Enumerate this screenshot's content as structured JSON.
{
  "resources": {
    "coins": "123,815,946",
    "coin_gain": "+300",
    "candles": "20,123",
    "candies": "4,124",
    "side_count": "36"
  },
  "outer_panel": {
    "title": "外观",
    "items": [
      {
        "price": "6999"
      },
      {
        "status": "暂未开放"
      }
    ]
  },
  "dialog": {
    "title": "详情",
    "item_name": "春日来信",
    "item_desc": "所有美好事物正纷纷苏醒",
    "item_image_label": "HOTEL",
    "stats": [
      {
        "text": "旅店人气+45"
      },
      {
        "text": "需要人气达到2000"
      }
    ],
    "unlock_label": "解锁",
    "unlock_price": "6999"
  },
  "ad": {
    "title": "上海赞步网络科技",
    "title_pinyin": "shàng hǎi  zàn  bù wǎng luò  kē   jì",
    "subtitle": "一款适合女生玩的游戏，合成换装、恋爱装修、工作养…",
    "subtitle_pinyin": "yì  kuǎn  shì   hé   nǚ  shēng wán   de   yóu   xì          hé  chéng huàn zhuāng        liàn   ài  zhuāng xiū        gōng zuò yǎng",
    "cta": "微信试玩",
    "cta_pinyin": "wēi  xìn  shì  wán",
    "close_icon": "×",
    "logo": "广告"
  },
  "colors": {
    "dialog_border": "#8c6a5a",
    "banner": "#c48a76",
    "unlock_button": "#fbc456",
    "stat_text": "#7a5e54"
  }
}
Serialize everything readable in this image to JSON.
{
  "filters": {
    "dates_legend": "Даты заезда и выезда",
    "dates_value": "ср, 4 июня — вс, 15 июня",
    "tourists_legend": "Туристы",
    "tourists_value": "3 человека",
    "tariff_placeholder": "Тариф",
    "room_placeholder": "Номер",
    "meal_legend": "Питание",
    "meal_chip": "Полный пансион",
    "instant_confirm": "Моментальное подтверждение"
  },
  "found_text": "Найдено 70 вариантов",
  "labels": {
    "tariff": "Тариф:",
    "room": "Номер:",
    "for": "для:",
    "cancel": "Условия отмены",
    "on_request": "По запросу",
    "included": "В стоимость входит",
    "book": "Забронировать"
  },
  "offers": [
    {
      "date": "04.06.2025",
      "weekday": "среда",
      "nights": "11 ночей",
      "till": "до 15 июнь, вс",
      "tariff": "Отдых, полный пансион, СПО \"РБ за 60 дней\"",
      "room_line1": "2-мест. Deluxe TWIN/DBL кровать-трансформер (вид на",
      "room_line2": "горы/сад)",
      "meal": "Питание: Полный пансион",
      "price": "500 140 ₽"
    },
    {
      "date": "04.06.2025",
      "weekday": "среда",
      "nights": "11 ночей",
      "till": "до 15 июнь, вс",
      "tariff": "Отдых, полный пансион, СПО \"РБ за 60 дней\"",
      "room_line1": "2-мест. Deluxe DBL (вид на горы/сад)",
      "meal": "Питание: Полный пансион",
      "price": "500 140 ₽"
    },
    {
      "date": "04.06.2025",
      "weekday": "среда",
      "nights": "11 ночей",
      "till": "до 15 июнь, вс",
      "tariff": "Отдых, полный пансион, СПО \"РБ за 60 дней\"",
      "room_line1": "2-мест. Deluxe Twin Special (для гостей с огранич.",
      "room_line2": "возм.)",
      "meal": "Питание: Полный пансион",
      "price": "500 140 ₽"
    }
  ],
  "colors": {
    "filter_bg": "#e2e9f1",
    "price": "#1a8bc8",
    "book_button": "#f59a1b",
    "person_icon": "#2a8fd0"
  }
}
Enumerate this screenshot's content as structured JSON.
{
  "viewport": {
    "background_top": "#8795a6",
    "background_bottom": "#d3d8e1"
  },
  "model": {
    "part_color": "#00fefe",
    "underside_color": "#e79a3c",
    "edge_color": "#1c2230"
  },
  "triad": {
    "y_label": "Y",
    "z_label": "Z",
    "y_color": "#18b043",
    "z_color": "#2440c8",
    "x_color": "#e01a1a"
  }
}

— What is asked —
Whichever lines contain the string "Deluxe", select and copy them.

— Answer below —
      "room_line1": "2-мест. Deluxe TWIN/DBL кровать-трансформер (вид на",
      "room_line1": "2-мест. Deluxe DBL (вид на горы/сад)",
      "room_line1": "2-мест. Deluxe Twin Special (для гостей с огранич.",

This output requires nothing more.